Exercise:
Copy the entries word for word, starting at their first line and ending at the line with "table-cell: II кв. 2020 (567, 309, 622, 351)", with both of those lines included.

Supplied information:
════════════════

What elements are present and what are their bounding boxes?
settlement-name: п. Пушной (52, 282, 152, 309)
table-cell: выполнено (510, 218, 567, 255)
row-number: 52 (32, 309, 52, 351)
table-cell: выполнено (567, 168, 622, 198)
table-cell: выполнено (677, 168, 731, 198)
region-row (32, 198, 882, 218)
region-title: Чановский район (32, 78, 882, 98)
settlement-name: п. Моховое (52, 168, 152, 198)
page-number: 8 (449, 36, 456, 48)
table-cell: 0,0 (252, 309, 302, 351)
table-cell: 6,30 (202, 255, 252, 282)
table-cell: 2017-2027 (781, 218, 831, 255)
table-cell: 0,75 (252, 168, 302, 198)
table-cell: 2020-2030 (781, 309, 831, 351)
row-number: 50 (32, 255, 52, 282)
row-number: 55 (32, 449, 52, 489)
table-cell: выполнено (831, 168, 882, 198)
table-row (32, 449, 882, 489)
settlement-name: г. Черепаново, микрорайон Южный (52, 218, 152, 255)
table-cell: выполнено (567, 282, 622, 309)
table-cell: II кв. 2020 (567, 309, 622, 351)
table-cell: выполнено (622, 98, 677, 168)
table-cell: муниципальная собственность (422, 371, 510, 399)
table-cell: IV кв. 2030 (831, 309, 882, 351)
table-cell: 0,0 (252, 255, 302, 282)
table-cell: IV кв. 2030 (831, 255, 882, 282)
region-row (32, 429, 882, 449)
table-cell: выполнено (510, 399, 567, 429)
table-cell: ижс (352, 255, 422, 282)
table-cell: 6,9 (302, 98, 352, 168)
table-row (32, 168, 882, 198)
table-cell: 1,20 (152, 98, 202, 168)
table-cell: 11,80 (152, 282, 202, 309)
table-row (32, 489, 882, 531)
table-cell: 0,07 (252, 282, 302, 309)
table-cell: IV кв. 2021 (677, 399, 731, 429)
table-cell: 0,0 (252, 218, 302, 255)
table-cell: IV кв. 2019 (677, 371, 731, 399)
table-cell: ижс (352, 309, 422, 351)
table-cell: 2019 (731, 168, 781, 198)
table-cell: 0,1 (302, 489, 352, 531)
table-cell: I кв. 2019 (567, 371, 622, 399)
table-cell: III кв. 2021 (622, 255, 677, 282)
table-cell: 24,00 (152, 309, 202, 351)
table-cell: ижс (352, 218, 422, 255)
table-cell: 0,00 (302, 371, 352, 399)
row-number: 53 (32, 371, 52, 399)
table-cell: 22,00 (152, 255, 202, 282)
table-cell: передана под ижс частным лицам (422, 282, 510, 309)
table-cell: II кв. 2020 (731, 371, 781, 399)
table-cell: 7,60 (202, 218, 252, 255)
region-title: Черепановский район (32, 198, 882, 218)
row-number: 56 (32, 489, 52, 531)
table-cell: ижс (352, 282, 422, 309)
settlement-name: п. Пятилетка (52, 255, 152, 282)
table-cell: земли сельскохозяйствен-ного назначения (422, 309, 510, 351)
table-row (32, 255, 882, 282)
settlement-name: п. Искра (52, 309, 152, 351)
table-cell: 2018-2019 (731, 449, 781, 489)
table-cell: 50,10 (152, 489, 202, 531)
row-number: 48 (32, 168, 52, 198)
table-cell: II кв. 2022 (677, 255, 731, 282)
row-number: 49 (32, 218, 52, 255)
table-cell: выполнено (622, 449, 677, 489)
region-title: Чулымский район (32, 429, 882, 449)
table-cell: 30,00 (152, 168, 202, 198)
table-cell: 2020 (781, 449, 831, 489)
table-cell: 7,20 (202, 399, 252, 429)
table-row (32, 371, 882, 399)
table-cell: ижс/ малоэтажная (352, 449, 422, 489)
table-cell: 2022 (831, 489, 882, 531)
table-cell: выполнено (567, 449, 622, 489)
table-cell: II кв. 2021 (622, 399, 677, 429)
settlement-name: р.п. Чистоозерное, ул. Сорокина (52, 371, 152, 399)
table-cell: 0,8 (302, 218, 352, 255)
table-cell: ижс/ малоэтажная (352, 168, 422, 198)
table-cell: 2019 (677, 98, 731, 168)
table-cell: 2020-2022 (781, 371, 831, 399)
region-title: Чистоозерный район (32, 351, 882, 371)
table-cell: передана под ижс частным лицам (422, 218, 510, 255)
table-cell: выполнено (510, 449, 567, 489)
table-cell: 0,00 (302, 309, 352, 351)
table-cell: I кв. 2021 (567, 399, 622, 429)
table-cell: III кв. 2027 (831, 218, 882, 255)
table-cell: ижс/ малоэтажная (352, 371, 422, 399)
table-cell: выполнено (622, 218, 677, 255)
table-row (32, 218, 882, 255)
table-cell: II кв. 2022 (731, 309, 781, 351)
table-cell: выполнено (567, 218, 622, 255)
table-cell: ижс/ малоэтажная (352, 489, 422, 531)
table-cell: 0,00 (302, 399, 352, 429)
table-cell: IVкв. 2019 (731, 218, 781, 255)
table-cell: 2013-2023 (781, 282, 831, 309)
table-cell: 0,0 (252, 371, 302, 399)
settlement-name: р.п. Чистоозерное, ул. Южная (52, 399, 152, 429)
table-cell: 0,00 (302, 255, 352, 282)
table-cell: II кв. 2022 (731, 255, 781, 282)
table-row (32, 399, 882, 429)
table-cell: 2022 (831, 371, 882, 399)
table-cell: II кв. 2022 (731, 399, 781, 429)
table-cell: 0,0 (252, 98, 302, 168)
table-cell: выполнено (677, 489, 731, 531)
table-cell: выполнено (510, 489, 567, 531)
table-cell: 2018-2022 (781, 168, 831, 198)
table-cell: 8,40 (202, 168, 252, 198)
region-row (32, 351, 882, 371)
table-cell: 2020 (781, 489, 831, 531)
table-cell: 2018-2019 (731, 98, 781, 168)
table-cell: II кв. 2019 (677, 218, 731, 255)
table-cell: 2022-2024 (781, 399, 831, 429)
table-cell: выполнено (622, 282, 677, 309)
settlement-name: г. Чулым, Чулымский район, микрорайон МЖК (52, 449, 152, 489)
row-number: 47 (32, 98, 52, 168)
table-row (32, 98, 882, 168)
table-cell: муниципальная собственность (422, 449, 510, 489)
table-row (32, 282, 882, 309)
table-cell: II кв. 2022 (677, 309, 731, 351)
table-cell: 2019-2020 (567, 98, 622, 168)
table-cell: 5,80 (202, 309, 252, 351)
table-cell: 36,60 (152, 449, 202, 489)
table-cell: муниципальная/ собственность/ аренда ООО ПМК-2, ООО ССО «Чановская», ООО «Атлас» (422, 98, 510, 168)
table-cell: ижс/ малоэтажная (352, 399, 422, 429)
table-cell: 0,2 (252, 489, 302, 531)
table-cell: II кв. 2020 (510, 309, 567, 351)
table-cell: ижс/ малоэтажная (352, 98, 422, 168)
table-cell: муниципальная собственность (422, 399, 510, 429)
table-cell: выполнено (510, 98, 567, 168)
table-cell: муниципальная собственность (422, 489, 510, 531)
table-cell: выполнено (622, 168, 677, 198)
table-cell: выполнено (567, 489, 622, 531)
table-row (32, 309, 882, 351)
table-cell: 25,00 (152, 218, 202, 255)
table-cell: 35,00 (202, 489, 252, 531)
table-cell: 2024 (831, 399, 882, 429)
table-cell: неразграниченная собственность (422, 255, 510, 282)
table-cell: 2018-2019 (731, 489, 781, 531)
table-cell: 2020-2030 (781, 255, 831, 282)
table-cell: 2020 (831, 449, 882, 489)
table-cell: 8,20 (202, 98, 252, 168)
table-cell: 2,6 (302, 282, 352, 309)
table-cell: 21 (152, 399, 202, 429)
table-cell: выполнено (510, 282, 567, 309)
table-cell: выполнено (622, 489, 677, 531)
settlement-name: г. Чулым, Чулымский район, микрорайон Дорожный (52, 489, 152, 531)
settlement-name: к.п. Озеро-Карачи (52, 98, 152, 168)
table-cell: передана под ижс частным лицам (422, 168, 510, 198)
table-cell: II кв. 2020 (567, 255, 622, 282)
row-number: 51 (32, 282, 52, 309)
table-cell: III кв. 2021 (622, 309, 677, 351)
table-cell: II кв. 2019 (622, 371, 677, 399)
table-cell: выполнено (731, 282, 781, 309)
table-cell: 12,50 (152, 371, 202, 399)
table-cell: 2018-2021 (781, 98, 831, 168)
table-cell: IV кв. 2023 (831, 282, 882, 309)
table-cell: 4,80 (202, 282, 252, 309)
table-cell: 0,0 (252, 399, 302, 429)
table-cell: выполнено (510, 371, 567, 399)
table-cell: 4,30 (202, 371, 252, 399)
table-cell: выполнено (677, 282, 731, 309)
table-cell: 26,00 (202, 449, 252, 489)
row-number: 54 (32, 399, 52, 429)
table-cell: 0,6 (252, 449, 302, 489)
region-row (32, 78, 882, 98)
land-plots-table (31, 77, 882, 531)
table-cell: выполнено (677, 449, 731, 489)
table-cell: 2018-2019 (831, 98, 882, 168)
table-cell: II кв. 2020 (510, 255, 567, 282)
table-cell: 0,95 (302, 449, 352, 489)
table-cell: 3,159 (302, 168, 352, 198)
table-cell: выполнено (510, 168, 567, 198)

════════════════

Result of this exercise:
What elements are present and what are their bounding boxes?
settlement-name: п. Пушной (52, 282, 152, 309)
table-cell: выполнено (510, 218, 567, 255)
row-number: 52 (32, 309, 52, 351)
table-cell: выполнено (567, 168, 622, 198)
table-cell: выполнено (677, 168, 731, 198)
region-row (32, 198, 882, 218)
region-title: Чановский район (32, 78, 882, 98)
settlement-name: п. Моховое (52, 168, 152, 198)
page-number: 8 (449, 36, 456, 48)
table-cell: 0,0 (252, 309, 302, 351)
table-cell: 6,30 (202, 255, 252, 282)
table-cell: 2017-2027 (781, 218, 831, 255)
table-cell: 0,75 (252, 168, 302, 198)
table-cell: 2020-2030 (781, 309, 831, 351)
row-number: 50 (32, 255, 52, 282)
row-number: 55 (32, 449, 52, 489)
table-cell: выполнено (831, 168, 882, 198)
table-row (32, 449, 882, 489)
settlement-name: г. Черепаново, микрорайон Южный (52, 218, 152, 255)
table-cell: выполнено (567, 282, 622, 309)
table-cell: II кв. 2020 (567, 309, 622, 351)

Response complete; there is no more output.